**EXERCISE DETAILS**
The complete listing should be restated exactly.

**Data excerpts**

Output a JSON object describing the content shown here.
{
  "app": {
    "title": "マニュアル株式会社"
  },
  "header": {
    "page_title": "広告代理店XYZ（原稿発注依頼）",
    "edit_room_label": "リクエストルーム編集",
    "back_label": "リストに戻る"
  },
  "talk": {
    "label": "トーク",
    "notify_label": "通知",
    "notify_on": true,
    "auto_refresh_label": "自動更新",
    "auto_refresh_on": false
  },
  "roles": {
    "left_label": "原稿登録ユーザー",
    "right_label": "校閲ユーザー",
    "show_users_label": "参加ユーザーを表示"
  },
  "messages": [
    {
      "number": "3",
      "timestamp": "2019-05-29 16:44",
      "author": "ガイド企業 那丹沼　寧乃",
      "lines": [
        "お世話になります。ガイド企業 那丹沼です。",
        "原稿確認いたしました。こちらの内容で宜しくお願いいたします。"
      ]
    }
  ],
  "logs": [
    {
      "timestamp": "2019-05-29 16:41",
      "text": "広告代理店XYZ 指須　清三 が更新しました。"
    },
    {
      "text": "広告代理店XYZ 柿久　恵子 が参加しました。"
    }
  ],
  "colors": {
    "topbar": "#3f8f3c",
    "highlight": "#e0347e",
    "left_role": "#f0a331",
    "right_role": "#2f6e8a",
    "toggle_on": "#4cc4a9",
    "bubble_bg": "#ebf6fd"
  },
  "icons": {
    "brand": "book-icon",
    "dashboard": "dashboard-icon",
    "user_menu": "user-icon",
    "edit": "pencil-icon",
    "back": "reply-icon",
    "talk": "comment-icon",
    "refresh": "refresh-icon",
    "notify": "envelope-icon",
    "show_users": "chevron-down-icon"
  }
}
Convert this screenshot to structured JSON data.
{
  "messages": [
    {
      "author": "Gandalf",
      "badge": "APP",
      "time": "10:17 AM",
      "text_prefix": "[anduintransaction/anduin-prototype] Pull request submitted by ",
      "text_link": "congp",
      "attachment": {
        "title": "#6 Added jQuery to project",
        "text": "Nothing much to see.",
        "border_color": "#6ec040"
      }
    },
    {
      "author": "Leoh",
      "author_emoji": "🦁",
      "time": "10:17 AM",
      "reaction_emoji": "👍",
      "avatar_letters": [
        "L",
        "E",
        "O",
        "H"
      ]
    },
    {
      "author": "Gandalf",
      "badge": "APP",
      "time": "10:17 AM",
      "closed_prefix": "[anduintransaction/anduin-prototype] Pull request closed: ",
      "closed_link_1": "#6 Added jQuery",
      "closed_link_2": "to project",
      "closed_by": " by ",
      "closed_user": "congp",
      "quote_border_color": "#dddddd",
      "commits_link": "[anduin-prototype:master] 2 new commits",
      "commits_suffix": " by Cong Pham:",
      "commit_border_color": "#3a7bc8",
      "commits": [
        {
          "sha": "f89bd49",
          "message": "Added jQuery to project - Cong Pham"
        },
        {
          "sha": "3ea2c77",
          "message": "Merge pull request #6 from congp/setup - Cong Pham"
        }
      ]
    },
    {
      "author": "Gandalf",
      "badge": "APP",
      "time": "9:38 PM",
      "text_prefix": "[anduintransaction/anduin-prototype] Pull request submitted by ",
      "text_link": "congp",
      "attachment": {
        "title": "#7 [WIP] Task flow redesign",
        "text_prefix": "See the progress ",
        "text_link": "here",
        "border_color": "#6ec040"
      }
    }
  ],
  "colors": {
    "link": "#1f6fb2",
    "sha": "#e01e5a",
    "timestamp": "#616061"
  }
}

**THE COMPLETED TASK**
Output a JSON object describing the content shown here.
{
  "app": {
    "title": "マニュアル株式会社"
  },
  "header": {
    "page_title": "広告代理店XYZ（原稿発注依頼）",
    "edit_room_label": "リクエストルーム編集",
    "back_label": "リストに戻る"
  },
  "talk": {
    "label": "トーク",
    "notify_label": "通知",
    "notify_on": true,
    "auto_refresh_label": "自動更新",
    "auto_refresh_on": false
  },
  "roles": {
    "left_label": "原稿登録ユーザー",
    "right_label": "校閲ユーザー",
    "show_users_label": "参加ユーザーを表示"
  },
  "messages": [
    {
      "number": "3",
      "timestamp": "2019-05-29 16:44",
      "author": "ガイド企業 那丹沼　寧乃",
      "lines": [
        "お世話になります。ガイド企業 那丹沼です。",
        "原稿確認いたしました。こちらの内容で宜しくお願いいたします。"
      ]
    }
  ],
  "logs": [
    {
      "timestamp": "2019-05-29 16:41",
      "text": "広告代理店XYZ 指須　清三 が更新しました。"
    },
    {
      "text": "広告代理店XYZ 柿久　恵子 が参加しました。"
    }
  ],
  "colors": {
    "topbar": "#3f8f3c",
    "highlight": "#e0347e",
    "left_role": "#f0a331",
    "right_role": "#2f6e8a",
    "toggle_on": "#4cc4a9",
    "bubble_bg": "#ebf6fd"
  },
  "icons": {
    "brand": "book-icon",
    "dashboard": "dashboard-icon",
    "user_menu": "user-icon",
    "edit": "pencil-icon",
    "back": "reply-icon",
    "talk": "comment-icon",
    "refresh": "refresh-icon",
    "notify": "envelope-icon",
    "show_users": "chevron-down-icon"
  }
}
Convert this screenshot to structured JSON data.
{
  "messages": [
    {
      "author": "Gandalf",
      "badge": "APP",
      "time": "10:17 AM",
      "text_prefix": "[anduintransaction/anduin-prototype] Pull request submitted by ",
      "text_link": "congp",
      "attachment": {
        "title": "#6 Added jQuery to project",
        "text": "Nothing much to see.",
        "border_color": "#6ec040"
      }
    },
    {
      "author": "Leoh",
      "author_emoji": "🦁",
      "time": "10:17 AM",
      "reaction_emoji": "👍",
      "avatar_letters": [
        "L",
        "E",
        "O",
        "H"
      ]
    },
    {
      "author": "Gandalf",
      "badge": "APP",
      "time": "10:17 AM",
      "closed_prefix": "[anduintransaction/anduin-prototype] Pull request closed: ",
      "closed_link_1": "#6 Added jQuery",
      "closed_link_2": "to project",
      "closed_by": " by ",
      "closed_user": "congp",
      "quote_border_color": "#dddddd",
      "commits_link": "[anduin-prototype:master] 2 new commits",
      "commits_suffix": " by Cong Pham:",
      "commit_border_color": "#3a7bc8",
      "commits": [
        {
          "sha": "f89bd49",
          "message": "Added jQuery to project - Cong Pham"
        },
        {
          "sha": "3ea2c77",
          "message": "Merge pull request #6 from congp/setup - Cong Pham"
        }
      ]
    },
    {
      "author": "Gandalf",
      "badge": "APP",
      "time": "9:38 PM",
      "text_prefix": "[anduintransaction/anduin-prototype] Pull request submitted by ",
      "text_link": "congp",
      "attachment": {
        "title": "#7 [WIP] Task flow redesign",
        "text_prefix": "See the progress ",
        "text_link": "here",
        "border_color": "#6ec040"
      }
    }
  ],
  "colors": {
    "link": "#1f6fb2",
    "sha": "#e01e5a",
    "timestamp": "#616061"
  }
}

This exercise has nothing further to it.